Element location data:
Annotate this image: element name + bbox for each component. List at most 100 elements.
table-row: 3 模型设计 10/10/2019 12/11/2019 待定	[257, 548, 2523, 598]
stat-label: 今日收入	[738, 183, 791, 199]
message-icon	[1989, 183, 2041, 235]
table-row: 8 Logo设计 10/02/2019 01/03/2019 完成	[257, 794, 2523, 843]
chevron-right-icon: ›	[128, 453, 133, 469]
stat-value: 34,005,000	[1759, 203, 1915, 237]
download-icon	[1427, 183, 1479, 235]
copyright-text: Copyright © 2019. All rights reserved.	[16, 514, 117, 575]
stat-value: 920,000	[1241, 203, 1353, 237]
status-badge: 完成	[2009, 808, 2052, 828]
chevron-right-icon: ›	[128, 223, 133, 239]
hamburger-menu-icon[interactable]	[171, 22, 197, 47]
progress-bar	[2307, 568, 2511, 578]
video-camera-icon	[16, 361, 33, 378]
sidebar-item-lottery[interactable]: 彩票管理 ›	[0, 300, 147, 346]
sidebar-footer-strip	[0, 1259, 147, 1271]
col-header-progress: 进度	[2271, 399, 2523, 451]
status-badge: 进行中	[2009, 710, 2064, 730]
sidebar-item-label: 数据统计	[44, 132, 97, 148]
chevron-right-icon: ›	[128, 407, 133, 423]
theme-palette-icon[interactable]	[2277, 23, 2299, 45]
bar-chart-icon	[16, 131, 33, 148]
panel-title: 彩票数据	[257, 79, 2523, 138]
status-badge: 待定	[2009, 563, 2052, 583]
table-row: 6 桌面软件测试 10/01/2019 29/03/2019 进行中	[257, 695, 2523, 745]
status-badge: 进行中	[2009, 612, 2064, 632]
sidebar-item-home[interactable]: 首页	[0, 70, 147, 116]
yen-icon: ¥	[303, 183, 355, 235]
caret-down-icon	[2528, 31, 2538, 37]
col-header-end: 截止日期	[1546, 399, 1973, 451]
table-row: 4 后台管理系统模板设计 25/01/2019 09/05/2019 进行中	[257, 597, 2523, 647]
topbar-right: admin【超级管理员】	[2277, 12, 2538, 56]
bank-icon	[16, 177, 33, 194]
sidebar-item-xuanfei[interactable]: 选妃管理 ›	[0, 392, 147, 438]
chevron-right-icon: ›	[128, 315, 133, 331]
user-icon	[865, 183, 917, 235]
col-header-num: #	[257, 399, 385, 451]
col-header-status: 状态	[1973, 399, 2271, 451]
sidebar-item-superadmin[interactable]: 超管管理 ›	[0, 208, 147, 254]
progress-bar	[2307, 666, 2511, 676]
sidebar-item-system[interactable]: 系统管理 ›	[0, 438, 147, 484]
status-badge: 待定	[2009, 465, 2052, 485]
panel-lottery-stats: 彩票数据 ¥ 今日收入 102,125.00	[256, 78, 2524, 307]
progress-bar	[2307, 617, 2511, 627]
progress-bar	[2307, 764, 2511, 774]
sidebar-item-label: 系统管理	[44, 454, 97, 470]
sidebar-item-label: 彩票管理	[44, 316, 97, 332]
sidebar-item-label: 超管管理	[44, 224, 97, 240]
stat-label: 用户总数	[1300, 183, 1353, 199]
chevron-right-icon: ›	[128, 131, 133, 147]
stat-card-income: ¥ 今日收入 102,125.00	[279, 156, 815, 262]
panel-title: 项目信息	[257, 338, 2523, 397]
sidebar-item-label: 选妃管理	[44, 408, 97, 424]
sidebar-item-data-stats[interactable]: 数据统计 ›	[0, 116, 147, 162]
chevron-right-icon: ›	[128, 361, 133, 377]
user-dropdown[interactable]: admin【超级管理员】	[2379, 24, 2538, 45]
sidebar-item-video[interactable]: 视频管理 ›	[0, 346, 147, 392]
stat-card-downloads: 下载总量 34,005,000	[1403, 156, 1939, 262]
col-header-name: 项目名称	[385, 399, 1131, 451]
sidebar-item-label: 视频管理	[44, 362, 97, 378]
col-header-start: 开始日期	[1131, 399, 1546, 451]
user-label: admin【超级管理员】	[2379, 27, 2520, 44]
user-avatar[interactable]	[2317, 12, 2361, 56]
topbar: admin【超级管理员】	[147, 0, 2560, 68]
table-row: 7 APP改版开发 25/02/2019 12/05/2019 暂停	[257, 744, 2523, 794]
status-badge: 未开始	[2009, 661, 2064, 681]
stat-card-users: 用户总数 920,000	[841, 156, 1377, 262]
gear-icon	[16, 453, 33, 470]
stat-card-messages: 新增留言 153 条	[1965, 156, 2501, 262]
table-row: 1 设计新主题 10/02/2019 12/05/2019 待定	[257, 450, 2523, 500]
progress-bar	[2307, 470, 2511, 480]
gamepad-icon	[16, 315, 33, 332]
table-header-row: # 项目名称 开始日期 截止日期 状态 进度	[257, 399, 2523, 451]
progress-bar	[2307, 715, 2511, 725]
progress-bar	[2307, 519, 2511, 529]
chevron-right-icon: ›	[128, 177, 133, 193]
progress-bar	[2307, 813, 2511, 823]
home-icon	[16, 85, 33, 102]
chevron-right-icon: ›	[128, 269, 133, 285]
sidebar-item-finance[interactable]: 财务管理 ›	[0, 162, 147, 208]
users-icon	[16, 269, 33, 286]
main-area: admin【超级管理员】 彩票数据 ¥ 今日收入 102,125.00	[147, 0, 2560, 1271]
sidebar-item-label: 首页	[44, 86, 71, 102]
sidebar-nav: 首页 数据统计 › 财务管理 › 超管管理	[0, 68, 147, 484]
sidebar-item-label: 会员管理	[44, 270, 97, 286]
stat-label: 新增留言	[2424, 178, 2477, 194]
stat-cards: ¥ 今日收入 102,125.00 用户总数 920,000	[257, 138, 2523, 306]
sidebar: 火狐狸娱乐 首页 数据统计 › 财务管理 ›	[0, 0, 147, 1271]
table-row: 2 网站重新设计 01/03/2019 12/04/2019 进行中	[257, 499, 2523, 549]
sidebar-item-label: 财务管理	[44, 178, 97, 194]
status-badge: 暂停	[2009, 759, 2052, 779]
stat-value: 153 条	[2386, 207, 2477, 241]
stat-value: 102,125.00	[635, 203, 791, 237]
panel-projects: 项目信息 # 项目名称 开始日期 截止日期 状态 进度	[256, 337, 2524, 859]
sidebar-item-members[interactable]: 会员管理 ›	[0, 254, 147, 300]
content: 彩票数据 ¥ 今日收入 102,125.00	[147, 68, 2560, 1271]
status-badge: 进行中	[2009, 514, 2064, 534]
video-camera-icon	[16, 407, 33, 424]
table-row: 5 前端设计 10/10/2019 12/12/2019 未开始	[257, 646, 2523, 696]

» **TO DO**: Return every line of the material above unchanged, character for character.

» **RESPONSE**:
Annotate this image: element name + bbox for each component. List at most 100 elements.
table-row: 3 模型设计 10/10/2019 12/11/2019 待定	[257, 548, 2523, 598]
stat-label: 今日收入	[738, 183, 791, 199]
message-icon	[1989, 183, 2041, 235]
table-row: 8 Logo设计 10/02/2019 01/03/2019 完成	[257, 794, 2523, 843]
chevron-right-icon: ›	[128, 453, 133, 469]
stat-value: 34,005,000	[1759, 203, 1915, 237]
download-icon	[1427, 183, 1479, 235]
copyright-text: Copyright © 2019. All rights reserved.	[16, 514, 117, 575]
stat-value: 920,000	[1241, 203, 1353, 237]
status-badge: 完成	[2009, 808, 2052, 828]
chevron-right-icon: ›	[128, 223, 133, 239]
hamburger-menu-icon[interactable]	[171, 22, 197, 47]
progress-bar	[2307, 568, 2511, 578]
video-camera-icon	[16, 361, 33, 378]
sidebar-item-lottery[interactable]: 彩票管理 ›	[0, 300, 147, 346]
sidebar-footer-strip	[0, 1259, 147, 1271]
col-header-progress: 进度	[2271, 399, 2523, 451]
status-badge: 进行中	[2009, 710, 2064, 730]
sidebar-item-label: 数据统计	[44, 132, 97, 148]
chevron-right-icon: ›	[128, 407, 133, 423]
theme-palette-icon[interactable]	[2277, 23, 2299, 45]
bar-chart-icon	[16, 131, 33, 148]
panel-title: 彩票数据	[257, 79, 2523, 138]
status-badge: 待定	[2009, 563, 2052, 583]
table-row: 6 桌面软件测试 10/01/2019 29/03/2019 进行中	[257, 695, 2523, 745]
status-badge: 进行中	[2009, 612, 2064, 632]
sidebar-item-home[interactable]: 首页	[0, 70, 147, 116]
yen-icon: ¥	[303, 183, 355, 235]
caret-down-icon	[2528, 31, 2538, 37]
col-header-end: 截止日期	[1546, 399, 1973, 451]
table-row: 4 后台管理系统模板设计 25/01/2019 09/05/2019 进行中	[257, 597, 2523, 647]
topbar-right: admin【超级管理员】	[2277, 12, 2538, 56]
bank-icon	[16, 177, 33, 194]
sidebar-item-xuanfei[interactable]: 选妃管理 ›	[0, 392, 147, 438]
chevron-right-icon: ›	[128, 315, 133, 331]
user-icon	[865, 183, 917, 235]
col-header-num: #	[257, 399, 385, 451]
col-header-status: 状态	[1973, 399, 2271, 451]
sidebar-item-superadmin[interactable]: 超管管理 ›	[0, 208, 147, 254]
progress-bar	[2307, 666, 2511, 676]
sidebar-item-system[interactable]: 系统管理 ›	[0, 438, 147, 484]
status-badge: 待定	[2009, 465, 2052, 485]
panel-lottery-stats: 彩票数据 ¥ 今日收入 102,125.00	[256, 78, 2524, 307]
progress-bar	[2307, 617, 2511, 627]
progress-bar	[2307, 764, 2511, 774]
sidebar-item-label: 系统管理	[44, 454, 97, 470]
sidebar-item-label: 彩票管理	[44, 316, 97, 332]
sidebar-item-label: 超管管理	[44, 224, 97, 240]
stat-label: 用户总数	[1300, 183, 1353, 199]
chevron-right-icon: ›	[128, 131, 133, 147]
stat-card-income: ¥ 今日收入 102,125.00	[279, 156, 815, 262]
panel-title: 项目信息	[257, 338, 2523, 397]
sidebar-item-label: 选妃管理	[44, 408, 97, 424]
sidebar-item-data-stats[interactable]: 数据统计 ›	[0, 116, 147, 162]
chevron-right-icon: ›	[128, 361, 133, 377]
user-dropdown[interactable]: admin【超级管理员】	[2379, 24, 2538, 45]
sidebar-item-video[interactable]: 视频管理 ›	[0, 346, 147, 392]
stat-card-downloads: 下载总量 34,005,000	[1403, 156, 1939, 262]
col-header-name: 项目名称	[385, 399, 1131, 451]
sidebar-item-label: 视频管理	[44, 362, 97, 378]
col-header-start: 开始日期	[1131, 399, 1546, 451]
user-label: admin【超级管理员】	[2379, 27, 2520, 44]
user-avatar[interactable]	[2317, 12, 2361, 56]
topbar: admin【超级管理员】	[147, 0, 2560, 68]
table-row: 7 APP改版开发 25/02/2019 12/05/2019 暂停	[257, 744, 2523, 794]
status-badge: 未开始	[2009, 661, 2064, 681]
stat-card-users: 用户总数 920,000	[841, 156, 1377, 262]
gear-icon	[16, 453, 33, 470]
stat-card-messages: 新增留言 153 条	[1965, 156, 2501, 262]
table-row: 1 设计新主题 10/02/2019 12/05/2019 待定	[257, 450, 2523, 500]
progress-bar	[2307, 470, 2511, 480]
gamepad-icon	[16, 315, 33, 332]
table-header-row: # 项目名称 开始日期 截止日期 状态 进度	[257, 399, 2523, 451]
progress-bar	[2307, 715, 2511, 725]
progress-bar	[2307, 519, 2511, 529]
chevron-right-icon: ›	[128, 177, 133, 193]
progress-bar	[2307, 813, 2511, 823]
home-icon	[16, 85, 33, 102]
chevron-right-icon: ›	[128, 269, 133, 285]
sidebar-item-finance[interactable]: 财务管理 ›	[0, 162, 147, 208]
users-icon	[16, 269, 33, 286]
main-area: admin【超级管理员】 彩票数据 ¥ 今日收入 102,125.00	[147, 0, 2560, 1271]
sidebar-item-label: 首页	[44, 86, 71, 102]
sidebar-nav: 首页 数据统计 › 财务管理 › 超管管理	[0, 68, 147, 484]
sidebar-item-label: 会员管理	[44, 270, 97, 286]
stat-label: 新增留言	[2424, 178, 2477, 194]
stat-cards: ¥ 今日收入 102,125.00 用户总数 920,000	[257, 138, 2523, 306]
sidebar: 火狐狸娱乐 首页 数据统计 › 财务管理 ›	[0, 0, 147, 1271]
table-row: 2 网站重新设计 01/03/2019 12/04/2019 进行中	[257, 499, 2523, 549]
sidebar-item-label: 财务管理	[44, 178, 97, 194]
status-badge: 暂停	[2009, 759, 2052, 779]
stat-value: 153 条	[2386, 207, 2477, 241]
stat-value: 102,125.00	[635, 203, 791, 237]
panel-projects: 项目信息 # 项目名称 开始日期 截止日期 状态 进度	[256, 337, 2524, 859]
sidebar-item-members[interactable]: 会员管理 ›	[0, 254, 147, 300]
content: 彩票数据 ¥ 今日收入 102,125.00	[147, 68, 2560, 1271]
status-badge: 进行中	[2009, 514, 2064, 534]
video-camera-icon	[16, 407, 33, 424]
table-row: 5 前端设计 10/10/2019 12/12/2019 未开始	[257, 646, 2523, 696]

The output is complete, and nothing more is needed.